_Data shown_.
• • • • •

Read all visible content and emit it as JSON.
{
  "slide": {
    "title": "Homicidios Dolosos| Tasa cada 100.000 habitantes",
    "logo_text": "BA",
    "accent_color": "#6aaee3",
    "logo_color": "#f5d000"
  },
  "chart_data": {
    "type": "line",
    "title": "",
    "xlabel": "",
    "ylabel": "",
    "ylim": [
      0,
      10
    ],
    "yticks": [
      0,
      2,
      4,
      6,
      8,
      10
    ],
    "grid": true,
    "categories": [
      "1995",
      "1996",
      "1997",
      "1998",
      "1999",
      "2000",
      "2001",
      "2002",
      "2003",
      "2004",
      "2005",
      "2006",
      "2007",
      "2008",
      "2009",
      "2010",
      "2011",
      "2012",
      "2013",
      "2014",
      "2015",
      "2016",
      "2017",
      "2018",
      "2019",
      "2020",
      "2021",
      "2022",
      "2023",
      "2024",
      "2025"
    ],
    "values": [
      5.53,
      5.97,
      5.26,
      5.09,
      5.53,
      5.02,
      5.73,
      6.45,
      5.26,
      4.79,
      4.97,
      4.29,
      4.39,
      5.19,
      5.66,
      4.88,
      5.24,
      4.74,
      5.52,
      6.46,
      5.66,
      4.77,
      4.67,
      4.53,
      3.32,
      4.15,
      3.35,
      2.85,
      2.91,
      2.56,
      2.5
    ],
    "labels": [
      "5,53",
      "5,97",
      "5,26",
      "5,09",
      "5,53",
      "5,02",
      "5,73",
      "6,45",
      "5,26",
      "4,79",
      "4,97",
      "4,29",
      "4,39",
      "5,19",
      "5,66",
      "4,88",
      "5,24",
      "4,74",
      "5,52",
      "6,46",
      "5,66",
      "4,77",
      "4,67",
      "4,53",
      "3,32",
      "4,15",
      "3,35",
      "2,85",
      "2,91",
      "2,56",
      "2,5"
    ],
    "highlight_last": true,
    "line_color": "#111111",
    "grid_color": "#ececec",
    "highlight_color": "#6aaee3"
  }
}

• • • • •

_Required task_.
Retype all of the material above with every character intact.

_Full answer_.
Read all visible content and emit it as JSON.
{
  "slide": {
    "title": "Homicidios Dolosos| Tasa cada 100.000 habitantes",
    "logo_text": "BA",
    "accent_color": "#6aaee3",
    "logo_color": "#f5d000"
  },
  "chart_data": {
    "type": "line",
    "title": "",
    "xlabel": "",
    "ylabel": "",
    "ylim": [
      0,
      10
    ],
    "yticks": [
      0,
      2,
      4,
      6,
      8,
      10
    ],
    "grid": true,
    "categories": [
      "1995",
      "1996",
      "1997",
      "1998",
      "1999",
      "2000",
      "2001",
      "2002",
      "2003",
      "2004",
      "2005",
      "2006",
      "2007",
      "2008",
      "2009",
      "2010",
      "2011",
      "2012",
      "2013",
      "2014",
      "2015",
      "2016",
      "2017",
      "2018",
      "2019",
      "2020",
      "2021",
      "2022",
      "2023",
      "2024",
      "2025"
    ],
    "values": [
      5.53,
      5.97,
      5.26,
      5.09,
      5.53,
      5.02,
      5.73,
      6.45,
      5.26,
      4.79,
      4.97,
      4.29,
      4.39,
      5.19,
      5.66,
      4.88,
      5.24,
      4.74,
      5.52,
      6.46,
      5.66,
      4.77,
      4.67,
      4.53,
      3.32,
      4.15,
      3.35,
      2.85,
      2.91,
      2.56,
      2.5
    ],
    "labels": [
      "5,53",
      "5,97",
      "5,26",
      "5,09",
      "5,53",
      "5,02",
      "5,73",
      "6,45",
      "5,26",
      "4,79",
      "4,97",
      "4,29",
      "4,39",
      "5,19",
      "5,66",
      "4,88",
      "5,24",
      "4,74",
      "5,52",
      "6,46",
      "5,66",
      "4,77",
      "4,67",
      "4,53",
      "3,32",
      "4,15",
      "3,35",
      "2,85",
      "2,91",
      "2,56",
      "2,5"
    ],
    "highlight_last": true,
    "line_color": "#111111",
    "grid_color": "#ececec",
    "highlight_color": "#6aaee3"
  }
}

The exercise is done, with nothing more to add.